Excerpt provided:
[Begin]
Fitch Affirms Charles Schwab at 'A'/'F1'; Outlook Stable

SCHW

Fitch Ratings has affirmed The Charles Schwab Corporation's (Schwab) Long- and Short-Term Issuer Default Ratings (IDRs) at 'A' and 'F1' respectively.

Fitch has also affirmed Schwab's Viability Rating (VR) at 'a'. The Rating Outlook is Stable.

Key Rating Drivers

Business Profile, Franchise Support High Ratings: The ratings affirmation reflects Schwab's strong franchise in the mass market retail investor space and the asset & wealth management segments. The ratings also consider Schwab's relatively strong operating performance supported by fee revenues, which make up a meaningful portion of net revenues; solid and improving regulatory capital levels; substantial available liquidity, and continued progress in reducing higher cost supplemental funding including retail-brokered certificates of deposits (CDs) and Federal Home Loan Bank (FHLB) advances.

Market Volatility, Operational Risk: Schwab's ratings are constrained by the company's inherent revenue and earnings sensitivity to market volatility and interest rate movements. Additional near-term constraints include a relatively low tangible common equity ratio and Adjusted Tier 1 Leverage ratio, albeit improving, as well as the potential for opportunistic share repurchases. Fitch believes retail brokers such as Schwab continue to face a higher degree of operational risks relative to traditional banks.

Improving Asset-Liability Management: Client cash reallocation eased since the latter half of 2024 supported by stabilizing interest rates, Schwab's effort to retain client assets within its ecosystem through its proprietary money market funds, and growth of new brokerage accounts. These developments have improved client cash balances.

In addition, Schwab has slowed its reinvestment of maturing securities and shortened the duration of its securities portfolio to better align with liabilities. This strategy has enabled the firm to actively reduce non-deposit borrowings, leading to an expansion of the net interest margin (NIM). Fitch expects Schwab will continue reducing the duration of its securities portfolio, which should help gradually lower interest rate sensitivity and the need to rely on expensive supplemental fundings.

Improved Operating Performance: Schwab's NIM improved by over 40bps yoy to 2.3% in 4Q24, driven by the reinvestment of lower-yielding assets at higher rates and the roll-off of high-cost supplemental borrowings. Earnings also benefited from ongoing asset gathering, with asset management and administrative fees increasing over 20% yoy in 2024, alongside cost synergies from the TD Ameritrade integration. Adjusted pre-tax profit margin (PTPM), which excludes Ameritrade integration costs, was 42.5% in 2024 and remains supportive of its ratings. Fitch believes near-term PTPM improvement will be subject to further NIM expansion and continued expense discipline.

Additionally, following 4.3% growth in core net new assets (NNA) in 2024, management targets 5%-7% core NNA growth in 2025, consistent with its historical range. Fitch considers this achievable over the medium to longer-term as Ameritrade client asset flows turn positive and client engagement strengthens, enhancing cross-selling opportunities.
[End]
Records shown:
[Begin]
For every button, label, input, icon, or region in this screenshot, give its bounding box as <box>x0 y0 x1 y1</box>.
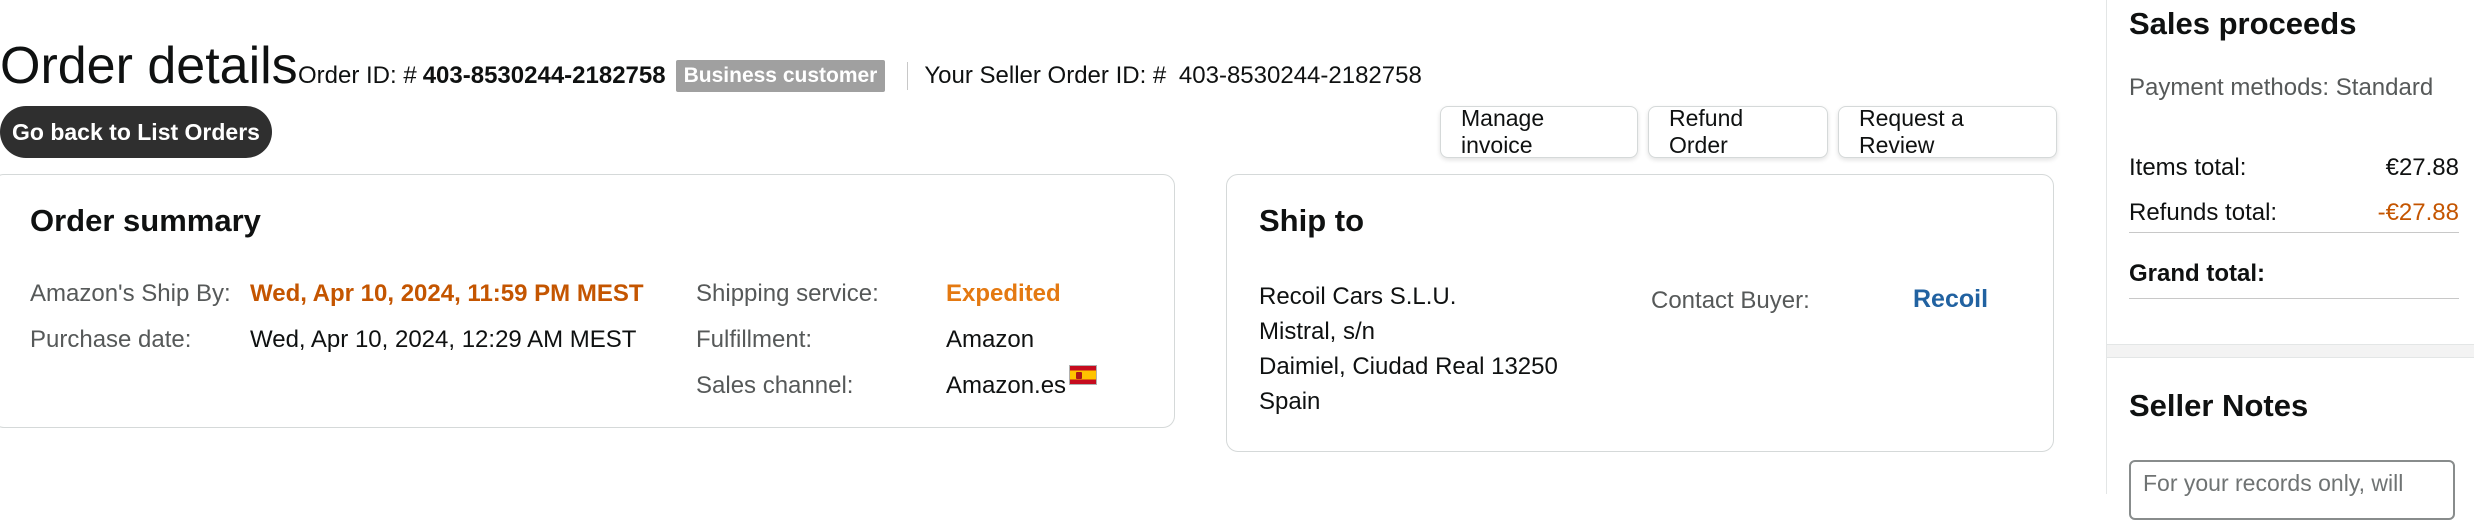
refund-order-button[interactable]: Refund Order <box>1648 105 1828 158</box>
contact-buyer-label: Contact Buyer: <box>1651 287 1810 314</box>
ship-by-value: Wed, Apr 10, 2024, 11:59 PM MEST <box>250 280 644 307</box>
shipping-service-label: Shipping service: <box>696 280 879 307</box>
order-actions: Manage invoice Refund Order Request a Re… <box>1440 105 2057 158</box>
order-summary-card: Order summary Amazon's Ship By: Wed, Apr… <box>0 174 1175 428</box>
fulfillment-value: Amazon <box>946 326 1035 353</box>
grand-total-label: Grand total: <box>2129 260 2265 287</box>
seller-order-id: Your Seller Order ID: # 403-8530244-2182… <box>924 60 1421 92</box>
address-line: Recoil Cars S.L.U. <box>1259 283 1457 310</box>
payment-methods: Payment methods: Standard <box>2129 74 2434 101</box>
sales-proceeds-title: Sales proceeds <box>2129 6 2357 41</box>
address-line: Daimiel, Ciudad Real 13250 <box>1259 353 1558 380</box>
shipping-service-value: Expedited <box>946 280 1061 307</box>
spain-flag-icon <box>1069 365 1097 385</box>
order-summary-title: Order summary <box>30 203 261 238</box>
section-separator <box>2107 344 2474 358</box>
totals-divider <box>2129 232 2459 233</box>
business-customer-badge: Business customer <box>675 60 886 92</box>
request-review-button[interactable]: Request a Review <box>1838 105 2057 158</box>
header-divider <box>907 62 909 90</box>
address-line: Mistral, s/n <box>1259 318 1376 345</box>
contact-buyer-link[interactable]: Recoil <box>1913 285 1988 314</box>
ship-to-card: Ship to Recoil Cars S.L.U. Mistral, s/n … <box>1226 174 2054 452</box>
address-line: Spain <box>1259 388 1321 415</box>
manage-invoice-button[interactable]: Manage invoice <box>1440 105 1638 158</box>
go-back-button[interactable]: Go back to List Orders <box>0 106 272 158</box>
order-id-line: Order ID: # 403-8530244-2182758 Business… <box>298 60 1422 92</box>
order-id-label: Order ID: # <box>298 62 417 89</box>
items-total-label: Items total: <box>2129 154 2247 181</box>
items-total-row: Items total: €27.88 <box>2129 154 2459 182</box>
items-total-value: €27.88 <box>2385 154 2459 181</box>
seller-notes-input[interactable] <box>2129 460 2455 520</box>
grand-total-row: Grand total: <box>2129 260 2459 288</box>
page-title: Order details <box>0 37 298 95</box>
refunds-total-value: -€27.88 <box>2377 199 2459 226</box>
fulfillment-label: Fulfillment: <box>696 326 813 353</box>
grand-total-divider <box>2129 298 2459 299</box>
order-id-value: 403-8530244-2182758 <box>422 62 666 89</box>
seller-order-id-value: 403-8530244-2182758 <box>1178 62 1422 89</box>
ship-by-label: Amazon's Ship By: <box>30 280 231 307</box>
sales-proceeds-sidebar: Sales proceeds Payment methods: Standard… <box>2106 0 2474 520</box>
refunds-total-row: Refunds total: -€27.88 <box>2129 199 2459 227</box>
sales-channel-label: Sales channel: <box>696 372 854 399</box>
purchase-date-label: Purchase date: <box>30 326 192 353</box>
refunds-total-label: Refunds total: <box>2129 199 2278 226</box>
ship-to-title: Ship to <box>1259 203 1365 238</box>
sales-channel-value: Amazon.es <box>946 372 1067 399</box>
seller-notes-title: Seller Notes <box>2129 388 2309 423</box>
purchase-date-value: Wed, Apr 10, 2024, 12:29 AM MEST <box>250 326 637 353</box>
seller-order-id-label: Your Seller Order ID: # <box>924 62 1167 89</box>
shipping-address: Recoil Cars S.L.U. Mistral, s/n Daimiel,… <box>1259 279 1558 419</box>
[End]
Challenge 1: In the Fitch rating release above, what net interest margin did Schwab report for 4Q24?
Challenge 2: Condense the paragraph of the Fitch rating release that opens with "Improved Operating Performance:" into a short bulleted list that keeps its main facts.

Correct answer 1: Schwab's net interest margin was 2.3% in 4Q24, an improvement of over 40bps year over year.

Correct answer 2:
- Schwab's NIM rose by over 40bps yoy to 2.3% in 4Q24, driven by reinvesting lower-yielding assets at higher rates and the roll-off of high-cost supplemental borrowings.
- Asset management and administrative fees grew over 20% yoy in 2024, helped by ongoing asset gathering.
- Cost synergies from the TD Ameritrade integration also supported earnings.
- Adjusted pre-tax profit margin, excluding Ameritrade integration costs, was 42.5% in 2024 and still supports the ratings.
- Fitch expects near-term margin improvement to depend on further NIM expansion and continued expense discipline.